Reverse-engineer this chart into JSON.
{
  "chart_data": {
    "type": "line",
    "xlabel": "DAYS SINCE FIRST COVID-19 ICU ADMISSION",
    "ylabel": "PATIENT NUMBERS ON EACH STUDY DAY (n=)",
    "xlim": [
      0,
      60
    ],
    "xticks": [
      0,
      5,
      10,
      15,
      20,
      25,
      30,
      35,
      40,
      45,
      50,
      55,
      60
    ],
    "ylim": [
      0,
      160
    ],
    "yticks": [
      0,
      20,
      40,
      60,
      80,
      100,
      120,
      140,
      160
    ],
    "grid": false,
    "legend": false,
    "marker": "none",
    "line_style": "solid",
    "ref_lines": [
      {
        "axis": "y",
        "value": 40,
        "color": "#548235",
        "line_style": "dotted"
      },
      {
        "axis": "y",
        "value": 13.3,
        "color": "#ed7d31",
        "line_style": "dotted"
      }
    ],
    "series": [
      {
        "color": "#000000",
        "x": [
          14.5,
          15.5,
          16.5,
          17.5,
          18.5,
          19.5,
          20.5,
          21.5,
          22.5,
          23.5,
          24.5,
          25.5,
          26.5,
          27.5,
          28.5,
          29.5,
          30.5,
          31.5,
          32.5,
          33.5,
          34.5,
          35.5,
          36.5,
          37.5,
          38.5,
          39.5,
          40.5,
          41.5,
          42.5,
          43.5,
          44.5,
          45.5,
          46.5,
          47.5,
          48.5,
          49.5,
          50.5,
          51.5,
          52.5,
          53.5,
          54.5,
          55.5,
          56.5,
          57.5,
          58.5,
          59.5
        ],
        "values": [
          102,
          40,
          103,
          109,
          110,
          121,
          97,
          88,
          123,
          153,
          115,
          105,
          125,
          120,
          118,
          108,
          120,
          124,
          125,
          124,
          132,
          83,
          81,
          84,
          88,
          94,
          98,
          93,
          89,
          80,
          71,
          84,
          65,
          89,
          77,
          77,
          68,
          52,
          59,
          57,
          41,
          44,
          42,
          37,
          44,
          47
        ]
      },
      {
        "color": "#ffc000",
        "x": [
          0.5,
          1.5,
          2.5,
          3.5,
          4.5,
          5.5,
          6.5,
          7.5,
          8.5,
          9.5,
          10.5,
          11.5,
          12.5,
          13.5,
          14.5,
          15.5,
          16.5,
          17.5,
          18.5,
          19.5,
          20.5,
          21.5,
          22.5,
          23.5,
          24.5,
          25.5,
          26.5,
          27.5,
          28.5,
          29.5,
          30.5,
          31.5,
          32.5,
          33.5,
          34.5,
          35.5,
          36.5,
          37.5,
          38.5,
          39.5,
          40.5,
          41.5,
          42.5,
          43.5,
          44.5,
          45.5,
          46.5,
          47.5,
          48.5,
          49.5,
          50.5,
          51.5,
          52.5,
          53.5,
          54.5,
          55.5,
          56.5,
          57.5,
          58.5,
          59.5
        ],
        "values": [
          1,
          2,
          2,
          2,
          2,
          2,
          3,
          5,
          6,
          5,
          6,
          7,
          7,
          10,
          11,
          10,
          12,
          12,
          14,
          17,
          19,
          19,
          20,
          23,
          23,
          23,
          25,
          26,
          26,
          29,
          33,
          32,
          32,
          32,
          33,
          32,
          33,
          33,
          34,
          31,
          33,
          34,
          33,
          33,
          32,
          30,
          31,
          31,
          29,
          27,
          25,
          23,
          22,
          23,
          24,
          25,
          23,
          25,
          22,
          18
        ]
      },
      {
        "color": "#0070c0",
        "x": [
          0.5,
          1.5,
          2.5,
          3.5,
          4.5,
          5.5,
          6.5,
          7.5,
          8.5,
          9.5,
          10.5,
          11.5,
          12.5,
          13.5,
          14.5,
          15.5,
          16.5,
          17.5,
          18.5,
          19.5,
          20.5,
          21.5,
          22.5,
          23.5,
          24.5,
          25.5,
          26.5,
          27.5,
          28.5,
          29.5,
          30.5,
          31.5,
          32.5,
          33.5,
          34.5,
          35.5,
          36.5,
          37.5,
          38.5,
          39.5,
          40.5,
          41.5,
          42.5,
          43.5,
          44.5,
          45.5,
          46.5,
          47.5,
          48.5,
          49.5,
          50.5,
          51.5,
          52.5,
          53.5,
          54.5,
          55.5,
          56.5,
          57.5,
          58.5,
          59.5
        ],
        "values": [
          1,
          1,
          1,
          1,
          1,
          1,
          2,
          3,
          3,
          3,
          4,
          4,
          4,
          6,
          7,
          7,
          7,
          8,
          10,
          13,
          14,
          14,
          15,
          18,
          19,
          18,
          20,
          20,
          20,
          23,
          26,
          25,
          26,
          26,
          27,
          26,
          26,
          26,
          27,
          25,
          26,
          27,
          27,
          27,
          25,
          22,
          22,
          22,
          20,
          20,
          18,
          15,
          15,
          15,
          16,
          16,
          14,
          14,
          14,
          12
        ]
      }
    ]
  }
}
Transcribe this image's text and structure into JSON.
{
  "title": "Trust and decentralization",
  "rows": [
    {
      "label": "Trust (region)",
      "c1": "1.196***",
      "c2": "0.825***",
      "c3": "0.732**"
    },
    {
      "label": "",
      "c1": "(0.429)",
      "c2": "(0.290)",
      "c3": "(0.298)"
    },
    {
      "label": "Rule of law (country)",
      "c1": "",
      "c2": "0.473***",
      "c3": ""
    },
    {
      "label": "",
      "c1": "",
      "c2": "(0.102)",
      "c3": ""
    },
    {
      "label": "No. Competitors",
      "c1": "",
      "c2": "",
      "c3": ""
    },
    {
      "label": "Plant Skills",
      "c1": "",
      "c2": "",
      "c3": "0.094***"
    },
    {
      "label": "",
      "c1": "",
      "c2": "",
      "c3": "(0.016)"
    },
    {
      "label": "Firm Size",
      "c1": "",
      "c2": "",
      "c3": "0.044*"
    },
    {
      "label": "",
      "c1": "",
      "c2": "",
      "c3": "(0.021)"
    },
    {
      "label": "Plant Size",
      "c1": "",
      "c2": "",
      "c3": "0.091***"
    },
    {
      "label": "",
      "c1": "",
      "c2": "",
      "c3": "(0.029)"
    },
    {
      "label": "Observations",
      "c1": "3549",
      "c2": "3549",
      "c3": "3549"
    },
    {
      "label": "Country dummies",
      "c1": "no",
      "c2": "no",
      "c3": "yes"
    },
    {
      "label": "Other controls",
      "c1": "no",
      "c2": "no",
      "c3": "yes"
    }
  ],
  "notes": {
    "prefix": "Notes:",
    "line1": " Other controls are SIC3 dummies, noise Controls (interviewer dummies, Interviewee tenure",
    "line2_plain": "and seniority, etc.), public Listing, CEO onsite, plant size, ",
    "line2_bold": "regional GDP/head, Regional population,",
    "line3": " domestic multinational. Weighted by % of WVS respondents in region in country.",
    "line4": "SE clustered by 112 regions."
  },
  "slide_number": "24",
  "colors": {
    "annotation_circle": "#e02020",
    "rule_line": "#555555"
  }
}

STATED TASK >> Every record above must be duplicated exactly.

WRITTEN REPLY >>
Reverse-engineer this chart into JSON.
{
  "chart_data": {
    "type": "line",
    "xlabel": "DAYS SINCE FIRST COVID-19 ICU ADMISSION",
    "ylabel": "PATIENT NUMBERS ON EACH STUDY DAY (n=)",
    "xlim": [
      0,
      60
    ],
    "xticks": [
      0,
      5,
      10,
      15,
      20,
      25,
      30,
      35,
      40,
      45,
      50,
      55,
      60
    ],
    "ylim": [
      0,
      160
    ],
    "yticks": [
      0,
      20,
      40,
      60,
      80,
      100,
      120,
      140,
      160
    ],
    "grid": false,
    "legend": false,
    "marker": "none",
    "line_style": "solid",
    "ref_lines": [
      {
        "axis": "y",
        "value": 40,
        "color": "#548235",
        "line_style": "dotted"
      },
      {
        "axis": "y",
        "value": 13.3,
        "color": "#ed7d31",
        "line_style": "dotted"
      }
    ],
    "series": [
      {
        "color": "#000000",
        "x": [
          14.5,
          15.5,
          16.5,
          17.5,
          18.5,
          19.5,
          20.5,
          21.5,
          22.5,
          23.5,
          24.5,
          25.5,
          26.5,
          27.5,
          28.5,
          29.5,
          30.5,
          31.5,
          32.5,
          33.5,
          34.5,
          35.5,
          36.5,
          37.5,
          38.5,
          39.5,
          40.5,
          41.5,
          42.5,
          43.5,
          44.5,
          45.5,
          46.5,
          47.5,
          48.5,
          49.5,
          50.5,
          51.5,
          52.5,
          53.5,
          54.5,
          55.5,
          56.5,
          57.5,
          58.5,
          59.5
        ],
        "values": [
          102,
          40,
          103,
          109,
          110,
          121,
          97,
          88,
          123,
          153,
          115,
          105,
          125,
          120,
          118,
          108,
          120,
          124,
          125,
          124,
          132,
          83,
          81,
          84,
          88,
          94,
          98,
          93,
          89,
          80,
          71,
          84,
          65,
          89,
          77,
          77,
          68,
          52,
          59,
          57,
          41,
          44,
          42,
          37,
          44,
          47
        ]
      },
      {
        "color": "#ffc000",
        "x": [
          0.5,
          1.5,
          2.5,
          3.5,
          4.5,
          5.5,
          6.5,
          7.5,
          8.5,
          9.5,
          10.5,
          11.5,
          12.5,
          13.5,
          14.5,
          15.5,
          16.5,
          17.5,
          18.5,
          19.5,
          20.5,
          21.5,
          22.5,
          23.5,
          24.5,
          25.5,
          26.5,
          27.5,
          28.5,
          29.5,
          30.5,
          31.5,
          32.5,
          33.5,
          34.5,
          35.5,
          36.5,
          37.5,
          38.5,
          39.5,
          40.5,
          41.5,
          42.5,
          43.5,
          44.5,
          45.5,
          46.5,
          47.5,
          48.5,
          49.5,
          50.5,
          51.5,
          52.5,
          53.5,
          54.5,
          55.5,
          56.5,
          57.5,
          58.5,
          59.5
        ],
        "values": [
          1,
          2,
          2,
          2,
          2,
          2,
          3,
          5,
          6,
          5,
          6,
          7,
          7,
          10,
          11,
          10,
          12,
          12,
          14,
          17,
          19,
          19,
          20,
          23,
          23,
          23,
          25,
          26,
          26,
          29,
          33,
          32,
          32,
          32,
          33,
          32,
          33,
          33,
          34,
          31,
          33,
          34,
          33,
          33,
          32,
          30,
          31,
          31,
          29,
          27,
          25,
          23,
          22,
          23,
          24,
          25,
          23,
          25,
          22,
          18
        ]
      },
      {
        "color": "#0070c0",
        "x": [
          0.5,
          1.5,
          2.5,
          3.5,
          4.5,
          5.5,
          6.5,
          7.5,
          8.5,
          9.5,
          10.5,
          11.5,
          12.5,
          13.5,
          14.5,
          15.5,
          16.5,
          17.5,
          18.5,
          19.5,
          20.5,
          21.5,
          22.5,
          23.5,
          24.5,
          25.5,
          26.5,
          27.5,
          28.5,
          29.5,
          30.5,
          31.5,
          32.5,
          33.5,
          34.5,
          35.5,
          36.5,
          37.5,
          38.5,
          39.5,
          40.5,
          41.5,
          42.5,
          43.5,
          44.5,
          45.5,
          46.5,
          47.5,
          48.5,
          49.5,
          50.5,
          51.5,
          52.5,
          53.5,
          54.5,
          55.5,
          56.5,
          57.5,
          58.5,
          59.5
        ],
        "values": [
          1,
          1,
          1,
          1,
          1,
          1,
          2,
          3,
          3,
          3,
          4,
          4,
          4,
          6,
          7,
          7,
          7,
          8,
          10,
          13,
          14,
          14,
          15,
          18,
          19,
          18,
          20,
          20,
          20,
          23,
          26,
          25,
          26,
          26,
          27,
          26,
          26,
          26,
          27,
          25,
          26,
          27,
          27,
          27,
          25,
          22,
          22,
          22,
          20,
          20,
          18,
          15,
          15,
          15,
          16,
          16,
          14,
          14,
          14,
          12
        ]
      }
    ]
  }
}
Transcribe this image's text and structure into JSON.
{
  "title": "Trust and decentralization",
  "rows": [
    {
      "label": "Trust (region)",
      "c1": "1.196***",
      "c2": "0.825***",
      "c3": "0.732**"
    },
    {
      "label": "",
      "c1": "(0.429)",
      "c2": "(0.290)",
      "c3": "(0.298)"
    },
    {
      "label": "Rule of law (country)",
      "c1": "",
      "c2": "0.473***",
      "c3": ""
    },
    {
      "label": "",
      "c1": "",
      "c2": "(0.102)",
      "c3": ""
    },
    {
      "label": "No. Competitors",
      "c1": "",
      "c2": "",
      "c3": ""
    },
    {
      "label": "Plant Skills",
      "c1": "",
      "c2": "",
      "c3": "0.094***"
    },
    {
      "label": "",
      "c1": "",
      "c2": "",
      "c3": "(0.016)"
    },
    {
      "label": "Firm Size",
      "c1": "",
      "c2": "",
      "c3": "0.044*"
    },
    {
      "label": "",
      "c1": "",
      "c2": "",
      "c3": "(0.021)"
    },
    {
      "label": "Plant Size",
      "c1": "",
      "c2": "",
      "c3": "0.091***"
    },
    {
      "label": "",
      "c1": "",
      "c2": "",
      "c3": "(0.029)"
    },
    {
      "label": "Observations",
      "c1": "3549",
      "c2": "3549",
      "c3": "3549"
    },
    {
      "label": "Country dummies",
      "c1": "no",
      "c2": "no",
      "c3": "yes"
    },
    {
      "label": "Other controls",
      "c1": "no",
      "c2": "no",
      "c3": "yes"
    }
  ],
  "notes": {
    "prefix": "Notes:",
    "line1": " Other controls are SIC3 dummies, noise Controls (interviewer dummies, Interviewee tenure",
    "line2_plain": "and seniority, etc.), public Listing, CEO onsite, plant size, ",
    "line2_bold": "regional GDP/head, Regional population,",
    "line3": " domestic multinational. Weighted by % of WVS respondents in region in country.",
    "line4": "SE clustered by 112 regions."
  },
  "slide_number": "24",
  "colors": {
    "annotation_circle": "#e02020",
    "rule_line": "#555555"
  }
}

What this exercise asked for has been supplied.